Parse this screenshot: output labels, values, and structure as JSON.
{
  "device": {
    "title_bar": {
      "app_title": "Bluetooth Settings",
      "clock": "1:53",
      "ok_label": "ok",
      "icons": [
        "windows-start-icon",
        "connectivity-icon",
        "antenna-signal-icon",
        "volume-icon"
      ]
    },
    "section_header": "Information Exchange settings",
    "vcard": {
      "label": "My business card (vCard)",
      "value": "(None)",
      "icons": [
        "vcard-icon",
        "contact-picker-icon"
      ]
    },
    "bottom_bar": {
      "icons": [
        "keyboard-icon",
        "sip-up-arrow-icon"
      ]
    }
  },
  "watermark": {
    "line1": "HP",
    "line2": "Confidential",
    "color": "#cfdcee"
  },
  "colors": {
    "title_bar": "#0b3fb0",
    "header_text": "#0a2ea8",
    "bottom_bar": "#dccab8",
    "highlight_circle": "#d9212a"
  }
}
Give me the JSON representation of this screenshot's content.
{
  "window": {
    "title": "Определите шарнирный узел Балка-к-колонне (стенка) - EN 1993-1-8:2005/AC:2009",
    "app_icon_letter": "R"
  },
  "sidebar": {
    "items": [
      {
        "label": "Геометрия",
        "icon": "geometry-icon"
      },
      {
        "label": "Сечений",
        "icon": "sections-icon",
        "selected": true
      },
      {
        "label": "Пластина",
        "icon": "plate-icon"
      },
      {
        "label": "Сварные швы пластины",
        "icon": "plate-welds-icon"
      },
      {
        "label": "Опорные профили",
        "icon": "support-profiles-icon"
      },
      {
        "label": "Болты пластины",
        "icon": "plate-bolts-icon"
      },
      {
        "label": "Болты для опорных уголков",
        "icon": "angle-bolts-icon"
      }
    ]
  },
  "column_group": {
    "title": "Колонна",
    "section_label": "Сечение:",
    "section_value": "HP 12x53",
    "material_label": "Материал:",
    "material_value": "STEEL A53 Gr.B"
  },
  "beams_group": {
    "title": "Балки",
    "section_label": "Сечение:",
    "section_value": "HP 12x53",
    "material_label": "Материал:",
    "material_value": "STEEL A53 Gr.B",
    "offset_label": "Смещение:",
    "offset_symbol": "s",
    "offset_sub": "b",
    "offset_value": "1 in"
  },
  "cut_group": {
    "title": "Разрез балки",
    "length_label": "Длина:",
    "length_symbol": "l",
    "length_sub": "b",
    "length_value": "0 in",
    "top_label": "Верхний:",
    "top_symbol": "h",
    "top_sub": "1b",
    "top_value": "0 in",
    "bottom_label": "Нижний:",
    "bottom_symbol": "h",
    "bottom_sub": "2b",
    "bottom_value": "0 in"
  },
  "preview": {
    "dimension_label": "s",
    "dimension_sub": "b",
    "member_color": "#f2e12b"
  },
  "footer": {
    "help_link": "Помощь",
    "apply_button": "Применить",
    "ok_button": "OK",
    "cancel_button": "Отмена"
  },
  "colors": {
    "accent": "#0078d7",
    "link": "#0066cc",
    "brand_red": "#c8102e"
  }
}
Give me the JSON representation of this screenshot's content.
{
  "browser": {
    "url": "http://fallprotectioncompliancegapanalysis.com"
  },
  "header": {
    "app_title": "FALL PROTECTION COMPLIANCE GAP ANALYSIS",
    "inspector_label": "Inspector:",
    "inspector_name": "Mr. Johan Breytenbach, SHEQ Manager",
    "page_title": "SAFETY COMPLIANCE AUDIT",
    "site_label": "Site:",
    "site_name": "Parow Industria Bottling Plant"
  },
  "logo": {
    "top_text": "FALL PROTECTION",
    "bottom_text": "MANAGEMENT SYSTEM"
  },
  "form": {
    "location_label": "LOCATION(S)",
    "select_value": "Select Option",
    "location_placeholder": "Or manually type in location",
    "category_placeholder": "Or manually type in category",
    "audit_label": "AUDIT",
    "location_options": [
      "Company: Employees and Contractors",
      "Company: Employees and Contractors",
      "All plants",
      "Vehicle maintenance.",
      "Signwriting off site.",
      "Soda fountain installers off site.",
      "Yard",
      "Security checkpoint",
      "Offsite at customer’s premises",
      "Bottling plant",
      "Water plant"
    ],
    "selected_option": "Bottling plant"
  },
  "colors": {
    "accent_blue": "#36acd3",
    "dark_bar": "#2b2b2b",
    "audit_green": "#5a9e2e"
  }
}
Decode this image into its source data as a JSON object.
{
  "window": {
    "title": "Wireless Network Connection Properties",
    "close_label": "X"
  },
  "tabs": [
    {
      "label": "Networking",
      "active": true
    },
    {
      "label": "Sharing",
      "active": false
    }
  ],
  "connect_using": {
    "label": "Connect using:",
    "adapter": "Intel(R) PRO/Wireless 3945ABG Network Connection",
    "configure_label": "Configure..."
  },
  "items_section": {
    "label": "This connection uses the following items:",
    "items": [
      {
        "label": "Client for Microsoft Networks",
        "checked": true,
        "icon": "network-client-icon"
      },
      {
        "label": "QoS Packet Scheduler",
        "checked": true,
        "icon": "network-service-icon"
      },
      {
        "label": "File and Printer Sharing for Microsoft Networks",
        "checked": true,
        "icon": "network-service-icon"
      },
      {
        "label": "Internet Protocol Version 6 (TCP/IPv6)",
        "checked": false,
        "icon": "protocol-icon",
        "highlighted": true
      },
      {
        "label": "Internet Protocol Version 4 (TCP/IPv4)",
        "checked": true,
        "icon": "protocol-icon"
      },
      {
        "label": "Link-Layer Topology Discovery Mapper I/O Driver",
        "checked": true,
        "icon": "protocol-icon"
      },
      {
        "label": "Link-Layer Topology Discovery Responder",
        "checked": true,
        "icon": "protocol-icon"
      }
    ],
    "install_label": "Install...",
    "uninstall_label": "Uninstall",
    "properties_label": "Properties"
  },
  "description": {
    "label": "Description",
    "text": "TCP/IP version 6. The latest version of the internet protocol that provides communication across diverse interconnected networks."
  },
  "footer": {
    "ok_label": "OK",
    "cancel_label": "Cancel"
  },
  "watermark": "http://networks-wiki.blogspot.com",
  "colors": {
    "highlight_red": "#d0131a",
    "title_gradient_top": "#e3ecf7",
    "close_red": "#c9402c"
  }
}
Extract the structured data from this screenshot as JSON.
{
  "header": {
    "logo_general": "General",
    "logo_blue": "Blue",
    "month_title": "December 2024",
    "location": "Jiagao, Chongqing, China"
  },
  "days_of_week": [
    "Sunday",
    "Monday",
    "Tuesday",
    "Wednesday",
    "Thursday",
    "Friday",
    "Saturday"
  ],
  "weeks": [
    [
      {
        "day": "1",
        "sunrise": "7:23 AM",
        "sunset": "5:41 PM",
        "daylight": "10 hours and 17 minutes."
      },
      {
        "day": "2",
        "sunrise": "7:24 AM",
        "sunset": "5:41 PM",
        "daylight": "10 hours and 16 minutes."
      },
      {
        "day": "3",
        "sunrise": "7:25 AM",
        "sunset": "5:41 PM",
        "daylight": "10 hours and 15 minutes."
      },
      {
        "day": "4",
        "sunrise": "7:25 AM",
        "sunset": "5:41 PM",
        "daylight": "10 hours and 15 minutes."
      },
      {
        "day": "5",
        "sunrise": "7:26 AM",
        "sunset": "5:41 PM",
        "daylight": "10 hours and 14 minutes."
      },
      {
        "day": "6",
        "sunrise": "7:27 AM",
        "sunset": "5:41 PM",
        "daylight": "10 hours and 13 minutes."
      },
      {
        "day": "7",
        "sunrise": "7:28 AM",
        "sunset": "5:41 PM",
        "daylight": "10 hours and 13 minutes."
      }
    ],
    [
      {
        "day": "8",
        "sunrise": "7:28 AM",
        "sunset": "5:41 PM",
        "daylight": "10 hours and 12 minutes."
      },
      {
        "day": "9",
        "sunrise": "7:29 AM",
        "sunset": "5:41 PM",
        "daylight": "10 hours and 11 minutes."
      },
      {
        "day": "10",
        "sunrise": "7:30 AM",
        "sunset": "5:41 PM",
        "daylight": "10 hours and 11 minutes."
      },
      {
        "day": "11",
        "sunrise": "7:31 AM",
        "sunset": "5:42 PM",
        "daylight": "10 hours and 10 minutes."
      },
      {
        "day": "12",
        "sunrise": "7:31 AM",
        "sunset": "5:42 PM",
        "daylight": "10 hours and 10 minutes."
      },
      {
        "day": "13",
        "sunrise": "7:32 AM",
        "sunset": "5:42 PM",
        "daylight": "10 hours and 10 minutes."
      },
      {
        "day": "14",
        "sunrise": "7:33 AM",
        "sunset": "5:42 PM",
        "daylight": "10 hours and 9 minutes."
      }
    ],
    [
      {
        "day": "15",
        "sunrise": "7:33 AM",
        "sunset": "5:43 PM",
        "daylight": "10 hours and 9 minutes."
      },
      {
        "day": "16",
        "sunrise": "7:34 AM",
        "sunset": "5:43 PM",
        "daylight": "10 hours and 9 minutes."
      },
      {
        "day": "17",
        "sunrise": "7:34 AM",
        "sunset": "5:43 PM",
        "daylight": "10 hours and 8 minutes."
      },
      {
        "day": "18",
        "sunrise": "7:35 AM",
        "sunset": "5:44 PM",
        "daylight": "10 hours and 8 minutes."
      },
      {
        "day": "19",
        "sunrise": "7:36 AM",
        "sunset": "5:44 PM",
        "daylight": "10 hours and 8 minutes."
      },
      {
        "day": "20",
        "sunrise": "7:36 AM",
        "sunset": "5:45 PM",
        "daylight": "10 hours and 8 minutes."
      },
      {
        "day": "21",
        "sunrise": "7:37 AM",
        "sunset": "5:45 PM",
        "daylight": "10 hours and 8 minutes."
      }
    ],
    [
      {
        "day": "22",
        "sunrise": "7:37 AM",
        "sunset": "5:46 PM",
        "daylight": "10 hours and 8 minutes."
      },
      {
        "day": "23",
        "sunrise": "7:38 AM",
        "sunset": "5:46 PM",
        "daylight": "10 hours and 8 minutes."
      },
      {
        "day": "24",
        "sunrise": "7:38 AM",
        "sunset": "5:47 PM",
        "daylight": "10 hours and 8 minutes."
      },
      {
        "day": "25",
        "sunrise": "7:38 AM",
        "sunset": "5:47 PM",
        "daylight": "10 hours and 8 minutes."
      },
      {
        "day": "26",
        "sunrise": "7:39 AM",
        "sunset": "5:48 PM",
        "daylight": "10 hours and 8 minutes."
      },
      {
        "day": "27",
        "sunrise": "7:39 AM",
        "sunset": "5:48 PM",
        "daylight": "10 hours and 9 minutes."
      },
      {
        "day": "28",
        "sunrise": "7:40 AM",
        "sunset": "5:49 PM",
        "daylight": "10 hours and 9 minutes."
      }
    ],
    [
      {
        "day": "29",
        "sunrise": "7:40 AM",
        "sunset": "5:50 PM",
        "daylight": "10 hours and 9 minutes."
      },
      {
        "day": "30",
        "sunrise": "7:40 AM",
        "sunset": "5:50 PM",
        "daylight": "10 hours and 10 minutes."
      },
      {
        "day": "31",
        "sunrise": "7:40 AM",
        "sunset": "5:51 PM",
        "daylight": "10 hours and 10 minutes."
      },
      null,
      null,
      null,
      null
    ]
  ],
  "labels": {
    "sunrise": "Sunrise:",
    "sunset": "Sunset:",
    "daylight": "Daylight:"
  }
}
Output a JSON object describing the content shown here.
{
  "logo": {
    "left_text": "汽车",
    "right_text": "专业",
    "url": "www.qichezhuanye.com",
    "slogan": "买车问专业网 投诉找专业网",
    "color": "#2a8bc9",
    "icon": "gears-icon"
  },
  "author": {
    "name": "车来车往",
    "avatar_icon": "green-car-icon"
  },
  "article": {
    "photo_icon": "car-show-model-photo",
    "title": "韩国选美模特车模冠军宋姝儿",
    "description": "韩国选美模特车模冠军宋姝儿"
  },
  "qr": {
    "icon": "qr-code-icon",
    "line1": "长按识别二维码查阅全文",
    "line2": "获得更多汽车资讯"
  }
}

What needs to be done: Find the line that contains "Output a JSON" in the listing above. Retype it and every line after it up to the last, exactly, and nothing else.

Right answer:
Output a JSON object describing the content shown here.
{
  "logo": {
    "left_text": "汽车",
    "right_text": "专业",
    "url": "www.qichezhuanye.com",
    "slogan": "买车问专业网 投诉找专业网",
    "color": "#2a8bc9",
    "icon": "gears-icon"
  },
  "author": {
    "name": "车来车往",
    "avatar_icon": "green-car-icon"
  },
  "article": {
    "photo_icon": "car-show-model-photo",
    "title": "韩国选美模特车模冠军宋姝儿",
    "description": "韩国选美模特车模冠军宋姝儿"
  },
  "qr": {
    "icon": "qr-code-icon",
    "line1": "长按识别二维码查阅全文",
    "line2": "获得更多汽车资讯"
  }
}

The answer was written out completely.